**EXERCISE AIM**
How many lines of these entries hold the string "requirements"? Answer with the number alone.

**GIVEN DATA**
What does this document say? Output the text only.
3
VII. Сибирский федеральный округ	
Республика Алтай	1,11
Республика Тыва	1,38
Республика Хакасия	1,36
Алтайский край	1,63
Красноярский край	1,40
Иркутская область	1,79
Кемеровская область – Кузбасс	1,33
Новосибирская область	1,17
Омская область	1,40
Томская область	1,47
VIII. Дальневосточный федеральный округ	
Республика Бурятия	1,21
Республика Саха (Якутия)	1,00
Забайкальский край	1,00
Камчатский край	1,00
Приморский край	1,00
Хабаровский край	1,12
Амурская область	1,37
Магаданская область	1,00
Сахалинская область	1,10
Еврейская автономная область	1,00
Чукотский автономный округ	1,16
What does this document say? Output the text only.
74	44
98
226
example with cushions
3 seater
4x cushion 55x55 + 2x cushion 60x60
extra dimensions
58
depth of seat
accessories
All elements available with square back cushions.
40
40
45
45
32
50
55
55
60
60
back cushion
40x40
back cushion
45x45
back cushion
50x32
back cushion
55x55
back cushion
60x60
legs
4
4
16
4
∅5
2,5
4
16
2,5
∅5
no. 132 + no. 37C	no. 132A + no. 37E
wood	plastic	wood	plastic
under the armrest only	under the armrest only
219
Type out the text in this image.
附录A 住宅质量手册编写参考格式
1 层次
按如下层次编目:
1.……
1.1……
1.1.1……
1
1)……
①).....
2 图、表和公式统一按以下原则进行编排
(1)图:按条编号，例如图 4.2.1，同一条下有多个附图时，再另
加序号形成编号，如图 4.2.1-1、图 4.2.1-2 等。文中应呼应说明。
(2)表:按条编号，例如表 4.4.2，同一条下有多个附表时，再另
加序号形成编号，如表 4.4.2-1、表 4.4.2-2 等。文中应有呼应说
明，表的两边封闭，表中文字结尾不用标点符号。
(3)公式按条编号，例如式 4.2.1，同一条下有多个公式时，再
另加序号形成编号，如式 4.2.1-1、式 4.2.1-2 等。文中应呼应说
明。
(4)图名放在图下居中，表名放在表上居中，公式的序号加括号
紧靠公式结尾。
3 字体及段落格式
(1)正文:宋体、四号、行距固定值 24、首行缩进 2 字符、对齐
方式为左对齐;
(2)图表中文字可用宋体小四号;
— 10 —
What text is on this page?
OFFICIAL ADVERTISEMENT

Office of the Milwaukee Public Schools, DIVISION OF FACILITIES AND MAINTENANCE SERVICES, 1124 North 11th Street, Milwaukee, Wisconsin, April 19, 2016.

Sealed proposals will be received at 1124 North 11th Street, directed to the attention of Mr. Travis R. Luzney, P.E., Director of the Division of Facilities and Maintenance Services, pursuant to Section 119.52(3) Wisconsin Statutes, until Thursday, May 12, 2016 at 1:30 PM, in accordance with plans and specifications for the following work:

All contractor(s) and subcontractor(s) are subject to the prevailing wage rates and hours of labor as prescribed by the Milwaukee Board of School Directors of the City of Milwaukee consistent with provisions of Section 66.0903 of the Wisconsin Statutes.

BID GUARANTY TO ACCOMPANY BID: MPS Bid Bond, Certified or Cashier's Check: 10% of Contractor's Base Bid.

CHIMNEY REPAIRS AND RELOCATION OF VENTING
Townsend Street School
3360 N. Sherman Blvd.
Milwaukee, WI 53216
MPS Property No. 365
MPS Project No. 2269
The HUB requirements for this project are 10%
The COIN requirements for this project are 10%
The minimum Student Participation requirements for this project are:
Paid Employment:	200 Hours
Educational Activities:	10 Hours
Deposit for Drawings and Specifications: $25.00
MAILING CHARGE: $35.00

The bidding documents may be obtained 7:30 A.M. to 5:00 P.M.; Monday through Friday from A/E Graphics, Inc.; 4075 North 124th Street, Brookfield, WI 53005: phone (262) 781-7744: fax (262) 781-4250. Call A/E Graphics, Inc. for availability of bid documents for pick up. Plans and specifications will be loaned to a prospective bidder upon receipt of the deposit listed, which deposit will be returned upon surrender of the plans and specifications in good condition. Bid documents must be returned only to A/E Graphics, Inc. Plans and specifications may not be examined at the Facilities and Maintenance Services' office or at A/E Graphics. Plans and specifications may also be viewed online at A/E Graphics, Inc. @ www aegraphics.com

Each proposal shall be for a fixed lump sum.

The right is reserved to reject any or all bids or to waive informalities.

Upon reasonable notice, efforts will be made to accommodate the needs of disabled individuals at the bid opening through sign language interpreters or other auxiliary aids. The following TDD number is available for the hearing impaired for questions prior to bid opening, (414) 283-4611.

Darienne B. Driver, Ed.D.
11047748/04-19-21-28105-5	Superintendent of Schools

**REPLY**
3